INFORMATION SUPPLIED
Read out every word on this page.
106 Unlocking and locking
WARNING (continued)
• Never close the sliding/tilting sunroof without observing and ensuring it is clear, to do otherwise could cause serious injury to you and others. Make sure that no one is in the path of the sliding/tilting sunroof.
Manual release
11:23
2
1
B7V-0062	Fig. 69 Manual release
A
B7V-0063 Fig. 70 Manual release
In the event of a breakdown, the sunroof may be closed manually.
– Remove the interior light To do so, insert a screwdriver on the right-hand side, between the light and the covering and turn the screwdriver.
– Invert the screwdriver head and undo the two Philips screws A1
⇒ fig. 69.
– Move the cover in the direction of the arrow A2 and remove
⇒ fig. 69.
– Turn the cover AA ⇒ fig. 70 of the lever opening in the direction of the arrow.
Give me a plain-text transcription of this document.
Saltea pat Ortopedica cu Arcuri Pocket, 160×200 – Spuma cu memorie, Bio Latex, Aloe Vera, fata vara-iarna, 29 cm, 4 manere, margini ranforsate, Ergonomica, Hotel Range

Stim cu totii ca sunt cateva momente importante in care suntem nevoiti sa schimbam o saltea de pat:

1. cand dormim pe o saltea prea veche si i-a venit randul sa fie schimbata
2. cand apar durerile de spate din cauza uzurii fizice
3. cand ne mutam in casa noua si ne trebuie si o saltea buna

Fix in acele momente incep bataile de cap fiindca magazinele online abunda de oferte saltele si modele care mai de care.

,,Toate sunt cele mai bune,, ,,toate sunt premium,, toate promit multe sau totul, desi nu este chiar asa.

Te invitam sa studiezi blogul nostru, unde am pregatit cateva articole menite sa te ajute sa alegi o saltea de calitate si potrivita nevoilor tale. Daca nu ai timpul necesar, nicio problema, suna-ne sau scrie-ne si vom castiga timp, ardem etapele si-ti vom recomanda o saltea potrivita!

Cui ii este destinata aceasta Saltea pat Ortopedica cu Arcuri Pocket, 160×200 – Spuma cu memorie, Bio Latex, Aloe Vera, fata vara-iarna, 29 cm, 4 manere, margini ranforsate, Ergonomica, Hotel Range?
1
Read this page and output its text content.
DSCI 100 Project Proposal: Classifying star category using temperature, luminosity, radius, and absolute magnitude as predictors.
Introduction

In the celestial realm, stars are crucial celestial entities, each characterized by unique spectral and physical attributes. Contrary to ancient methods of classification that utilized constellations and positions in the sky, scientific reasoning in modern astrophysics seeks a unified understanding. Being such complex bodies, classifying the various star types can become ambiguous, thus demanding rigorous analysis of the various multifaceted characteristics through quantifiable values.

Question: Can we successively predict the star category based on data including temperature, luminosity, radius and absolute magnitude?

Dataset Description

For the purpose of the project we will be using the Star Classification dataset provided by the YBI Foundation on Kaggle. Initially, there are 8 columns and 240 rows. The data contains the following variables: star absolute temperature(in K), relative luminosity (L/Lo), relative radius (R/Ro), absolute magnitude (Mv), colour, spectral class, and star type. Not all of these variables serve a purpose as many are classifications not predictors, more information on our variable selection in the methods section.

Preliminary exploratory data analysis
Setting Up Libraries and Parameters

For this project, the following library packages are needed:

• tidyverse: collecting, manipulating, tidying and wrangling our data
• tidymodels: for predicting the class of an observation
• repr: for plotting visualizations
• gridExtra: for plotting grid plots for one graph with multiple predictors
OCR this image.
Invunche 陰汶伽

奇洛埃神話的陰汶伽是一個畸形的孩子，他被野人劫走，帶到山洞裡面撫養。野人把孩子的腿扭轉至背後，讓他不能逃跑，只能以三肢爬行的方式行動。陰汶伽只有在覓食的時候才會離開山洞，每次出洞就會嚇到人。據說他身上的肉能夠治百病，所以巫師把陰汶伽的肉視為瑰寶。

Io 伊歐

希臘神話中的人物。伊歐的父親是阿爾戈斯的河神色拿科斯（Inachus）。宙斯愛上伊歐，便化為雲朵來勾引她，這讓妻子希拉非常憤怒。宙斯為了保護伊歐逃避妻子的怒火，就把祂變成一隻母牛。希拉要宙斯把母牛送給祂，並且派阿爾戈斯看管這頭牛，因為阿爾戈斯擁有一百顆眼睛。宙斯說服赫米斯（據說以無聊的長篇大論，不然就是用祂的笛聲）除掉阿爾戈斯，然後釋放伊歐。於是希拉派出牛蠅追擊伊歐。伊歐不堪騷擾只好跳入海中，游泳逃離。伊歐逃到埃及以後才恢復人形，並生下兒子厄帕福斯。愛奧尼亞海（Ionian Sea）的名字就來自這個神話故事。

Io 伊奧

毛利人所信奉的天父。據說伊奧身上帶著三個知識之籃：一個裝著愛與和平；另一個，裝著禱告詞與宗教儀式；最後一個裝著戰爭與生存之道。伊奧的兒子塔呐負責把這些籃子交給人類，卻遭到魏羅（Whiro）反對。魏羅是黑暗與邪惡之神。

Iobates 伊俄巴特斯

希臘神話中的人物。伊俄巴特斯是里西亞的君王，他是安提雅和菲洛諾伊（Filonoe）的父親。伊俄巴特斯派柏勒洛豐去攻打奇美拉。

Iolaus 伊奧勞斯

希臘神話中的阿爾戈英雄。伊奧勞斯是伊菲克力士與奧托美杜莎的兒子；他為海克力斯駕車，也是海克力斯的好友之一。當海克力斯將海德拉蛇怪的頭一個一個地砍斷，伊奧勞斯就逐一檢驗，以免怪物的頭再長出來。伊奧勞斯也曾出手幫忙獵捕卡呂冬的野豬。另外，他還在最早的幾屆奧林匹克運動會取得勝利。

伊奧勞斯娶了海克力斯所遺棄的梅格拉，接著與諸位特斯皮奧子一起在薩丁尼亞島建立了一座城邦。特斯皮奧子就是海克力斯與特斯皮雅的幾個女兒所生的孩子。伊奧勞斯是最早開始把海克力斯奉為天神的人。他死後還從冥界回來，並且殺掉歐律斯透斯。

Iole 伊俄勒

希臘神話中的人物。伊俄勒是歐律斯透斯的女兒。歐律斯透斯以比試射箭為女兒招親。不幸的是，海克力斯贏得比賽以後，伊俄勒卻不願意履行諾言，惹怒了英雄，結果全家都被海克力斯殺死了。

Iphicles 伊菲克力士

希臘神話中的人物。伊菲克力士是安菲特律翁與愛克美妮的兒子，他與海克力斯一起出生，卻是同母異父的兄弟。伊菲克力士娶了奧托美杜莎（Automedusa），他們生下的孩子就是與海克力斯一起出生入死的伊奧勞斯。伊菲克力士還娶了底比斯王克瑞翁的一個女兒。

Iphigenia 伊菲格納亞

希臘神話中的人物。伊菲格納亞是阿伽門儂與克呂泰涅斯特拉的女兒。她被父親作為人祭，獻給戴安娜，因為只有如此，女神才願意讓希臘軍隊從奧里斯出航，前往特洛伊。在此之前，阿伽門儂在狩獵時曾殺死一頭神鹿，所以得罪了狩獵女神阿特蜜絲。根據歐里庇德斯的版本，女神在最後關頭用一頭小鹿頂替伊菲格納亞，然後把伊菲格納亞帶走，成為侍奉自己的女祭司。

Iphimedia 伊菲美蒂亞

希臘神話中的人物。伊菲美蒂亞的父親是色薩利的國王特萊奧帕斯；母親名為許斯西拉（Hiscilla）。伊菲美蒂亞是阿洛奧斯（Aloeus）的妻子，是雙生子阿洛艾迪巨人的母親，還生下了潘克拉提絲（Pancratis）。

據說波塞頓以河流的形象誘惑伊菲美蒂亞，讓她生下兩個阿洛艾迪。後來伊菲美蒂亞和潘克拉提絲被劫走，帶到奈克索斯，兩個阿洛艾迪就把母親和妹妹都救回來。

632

STATED PROBLEM
From the data above, copy each line that has the string "arrow".

FINISHED TASK
– Move the cover in the direction of the arrow A2 and remove
– Turn the cover AA ⇒ fig. 70 of the lever opening in the direction of the arrow.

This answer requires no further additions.